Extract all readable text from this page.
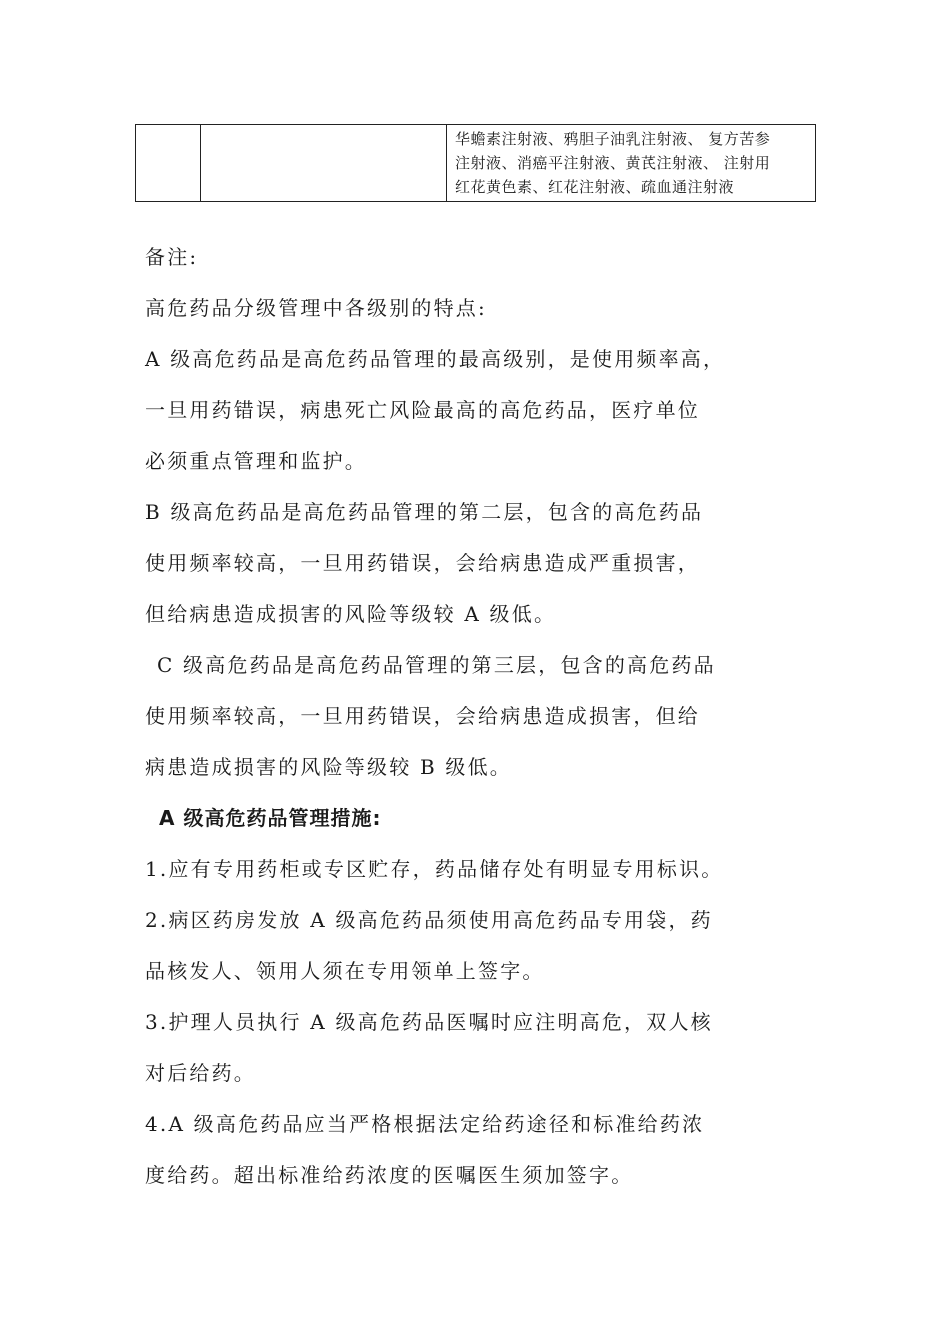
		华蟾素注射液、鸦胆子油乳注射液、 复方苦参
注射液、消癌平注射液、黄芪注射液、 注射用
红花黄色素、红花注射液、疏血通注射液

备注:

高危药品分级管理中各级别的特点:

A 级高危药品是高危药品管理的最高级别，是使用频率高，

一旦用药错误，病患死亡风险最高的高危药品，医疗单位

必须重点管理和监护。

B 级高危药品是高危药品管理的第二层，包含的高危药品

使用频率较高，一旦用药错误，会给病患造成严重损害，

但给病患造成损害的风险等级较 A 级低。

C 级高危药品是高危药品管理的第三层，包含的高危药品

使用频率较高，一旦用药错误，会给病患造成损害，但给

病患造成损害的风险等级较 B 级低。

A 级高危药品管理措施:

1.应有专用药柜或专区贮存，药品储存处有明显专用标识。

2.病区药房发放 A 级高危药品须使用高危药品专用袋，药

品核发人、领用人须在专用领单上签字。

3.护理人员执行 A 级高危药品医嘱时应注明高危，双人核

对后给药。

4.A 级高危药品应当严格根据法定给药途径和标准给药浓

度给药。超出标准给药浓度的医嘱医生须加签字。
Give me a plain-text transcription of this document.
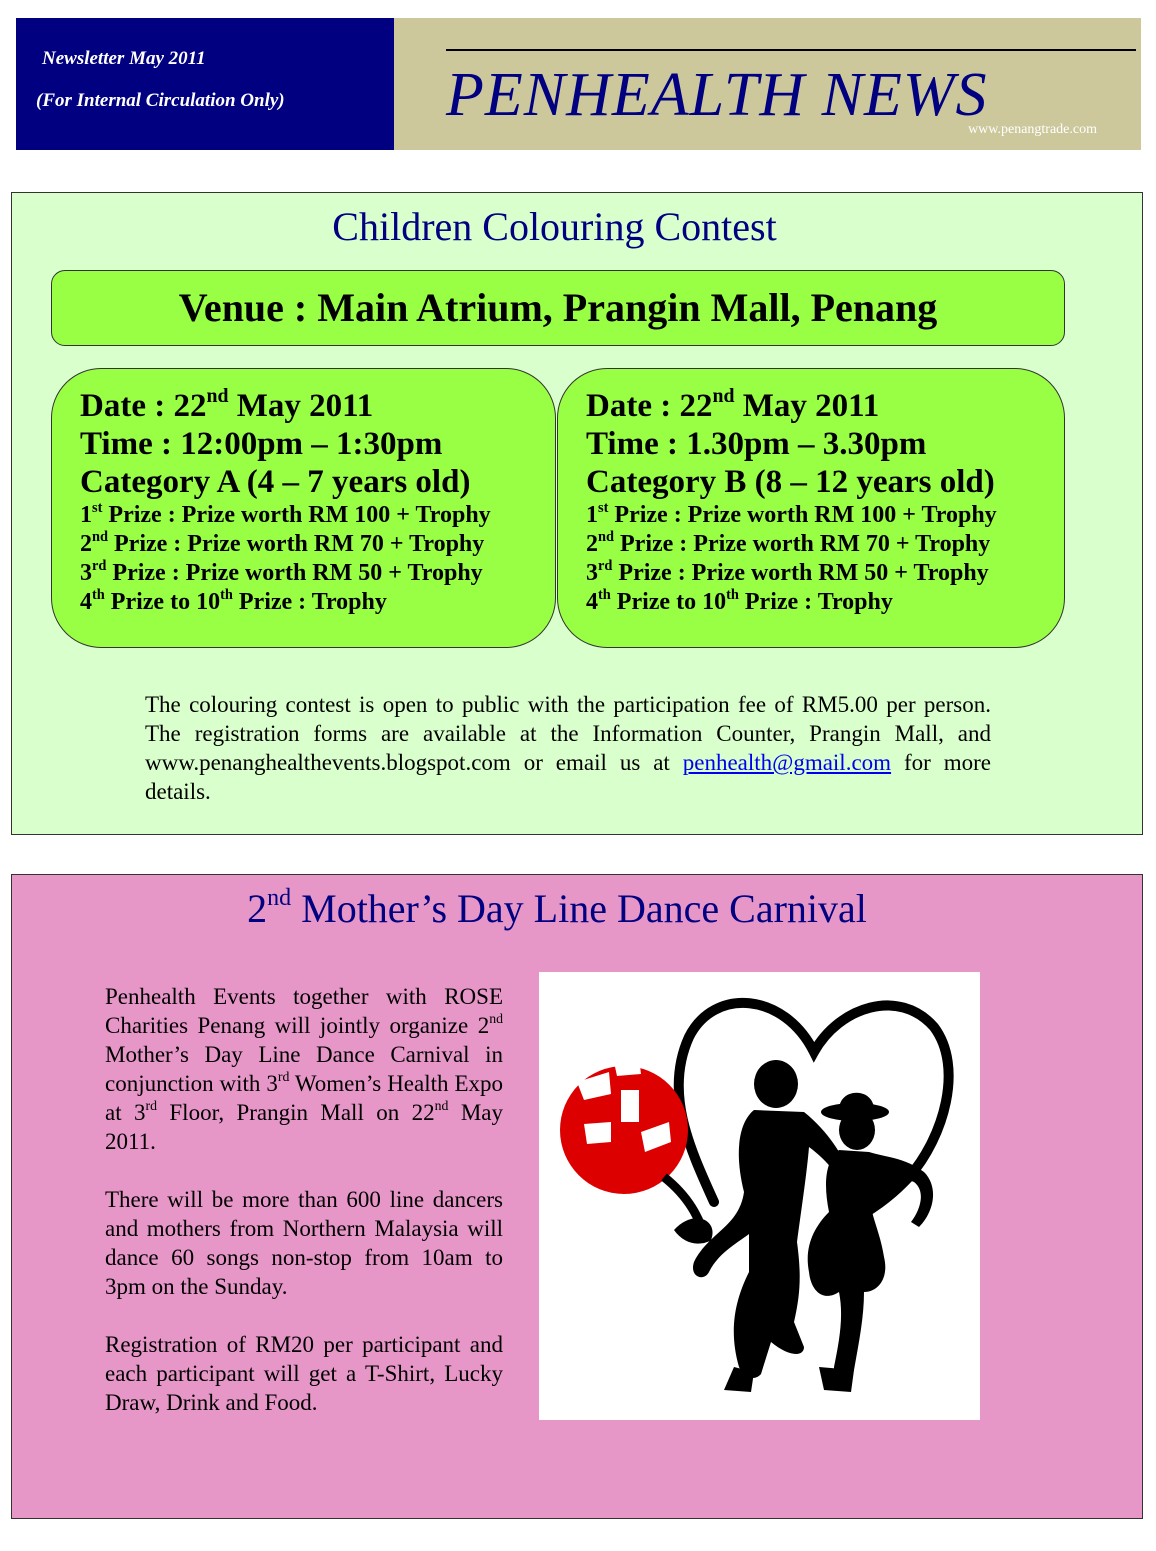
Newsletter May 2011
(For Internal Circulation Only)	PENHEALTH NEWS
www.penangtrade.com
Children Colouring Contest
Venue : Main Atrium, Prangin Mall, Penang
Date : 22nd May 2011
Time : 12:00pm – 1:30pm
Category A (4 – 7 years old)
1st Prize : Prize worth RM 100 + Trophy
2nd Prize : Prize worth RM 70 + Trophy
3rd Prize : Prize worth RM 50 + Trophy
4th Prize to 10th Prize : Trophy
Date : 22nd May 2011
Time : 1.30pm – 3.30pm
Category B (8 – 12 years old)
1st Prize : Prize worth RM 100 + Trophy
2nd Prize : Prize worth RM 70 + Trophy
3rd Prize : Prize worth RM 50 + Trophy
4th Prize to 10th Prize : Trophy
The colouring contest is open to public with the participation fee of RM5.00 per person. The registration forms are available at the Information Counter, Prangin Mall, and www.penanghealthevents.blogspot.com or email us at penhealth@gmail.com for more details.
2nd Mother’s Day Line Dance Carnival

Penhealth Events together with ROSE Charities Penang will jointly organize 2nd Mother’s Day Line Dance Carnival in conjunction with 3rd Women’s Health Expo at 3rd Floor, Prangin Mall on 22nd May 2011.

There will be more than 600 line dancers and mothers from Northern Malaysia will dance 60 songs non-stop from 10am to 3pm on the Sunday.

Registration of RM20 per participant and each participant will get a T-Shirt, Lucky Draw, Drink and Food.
==
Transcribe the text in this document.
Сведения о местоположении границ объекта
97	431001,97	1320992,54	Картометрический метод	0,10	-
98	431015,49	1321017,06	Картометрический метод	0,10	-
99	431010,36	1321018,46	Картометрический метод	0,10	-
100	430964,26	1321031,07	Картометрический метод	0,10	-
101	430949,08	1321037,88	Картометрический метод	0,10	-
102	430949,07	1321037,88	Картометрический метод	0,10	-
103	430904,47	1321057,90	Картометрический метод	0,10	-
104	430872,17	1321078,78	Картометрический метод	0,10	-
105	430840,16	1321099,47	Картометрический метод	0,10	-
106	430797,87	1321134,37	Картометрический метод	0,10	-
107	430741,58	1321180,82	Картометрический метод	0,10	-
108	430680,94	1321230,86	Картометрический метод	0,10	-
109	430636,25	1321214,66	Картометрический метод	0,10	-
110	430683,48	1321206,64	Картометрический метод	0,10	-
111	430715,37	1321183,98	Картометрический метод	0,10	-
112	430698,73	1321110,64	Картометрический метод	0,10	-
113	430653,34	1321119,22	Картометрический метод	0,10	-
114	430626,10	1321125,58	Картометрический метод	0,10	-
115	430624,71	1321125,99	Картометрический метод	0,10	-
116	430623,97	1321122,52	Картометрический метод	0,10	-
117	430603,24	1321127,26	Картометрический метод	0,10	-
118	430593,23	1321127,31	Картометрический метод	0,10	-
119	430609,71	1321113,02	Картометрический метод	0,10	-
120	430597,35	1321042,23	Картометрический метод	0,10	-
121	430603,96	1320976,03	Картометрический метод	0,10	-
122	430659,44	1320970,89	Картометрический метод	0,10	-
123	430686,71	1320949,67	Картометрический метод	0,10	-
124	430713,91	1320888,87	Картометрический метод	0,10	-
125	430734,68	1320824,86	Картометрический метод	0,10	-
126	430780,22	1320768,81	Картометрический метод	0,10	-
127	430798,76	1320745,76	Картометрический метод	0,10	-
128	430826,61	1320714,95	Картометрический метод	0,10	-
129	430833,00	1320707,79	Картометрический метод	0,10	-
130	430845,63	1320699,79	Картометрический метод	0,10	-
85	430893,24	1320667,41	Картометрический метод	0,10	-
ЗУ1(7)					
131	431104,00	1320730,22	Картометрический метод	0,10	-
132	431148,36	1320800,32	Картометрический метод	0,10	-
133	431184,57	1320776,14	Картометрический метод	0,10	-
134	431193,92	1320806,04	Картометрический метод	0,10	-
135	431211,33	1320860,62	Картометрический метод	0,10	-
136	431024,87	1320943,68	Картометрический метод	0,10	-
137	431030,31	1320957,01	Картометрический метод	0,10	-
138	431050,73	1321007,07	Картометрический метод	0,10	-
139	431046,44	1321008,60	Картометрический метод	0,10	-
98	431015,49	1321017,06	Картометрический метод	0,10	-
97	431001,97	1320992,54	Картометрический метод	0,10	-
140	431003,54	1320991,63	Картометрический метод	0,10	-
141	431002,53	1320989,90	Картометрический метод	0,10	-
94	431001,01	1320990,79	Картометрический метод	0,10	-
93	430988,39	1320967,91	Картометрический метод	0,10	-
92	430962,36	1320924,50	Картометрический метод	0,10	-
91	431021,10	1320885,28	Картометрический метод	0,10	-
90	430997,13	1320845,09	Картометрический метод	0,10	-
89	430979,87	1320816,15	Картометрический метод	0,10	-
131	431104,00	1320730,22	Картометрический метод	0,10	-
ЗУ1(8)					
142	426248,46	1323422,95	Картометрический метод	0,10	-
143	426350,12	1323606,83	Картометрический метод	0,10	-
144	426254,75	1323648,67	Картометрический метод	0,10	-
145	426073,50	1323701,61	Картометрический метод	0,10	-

◆ **STATED TASK**: Copy each line in the data that holds the word "will".

◆ **SOLUTION**:
Penhealth Events together with ROSE Charities Penang will jointly organize 2nd Mother’s Day Line Dance Carnival in conjunction with 3rd Women’s Health Expo at 3rd Floor, Prangin Mall on 22nd May 2011.
There will be more than 600 line dancers and mothers from Northern Malaysia will dance 60 songs non-stop from 10am to 3pm on the Sunday.
Registration of RM20 per participant and each participant will get a T-Shirt, Lucky Draw, Drink and Food.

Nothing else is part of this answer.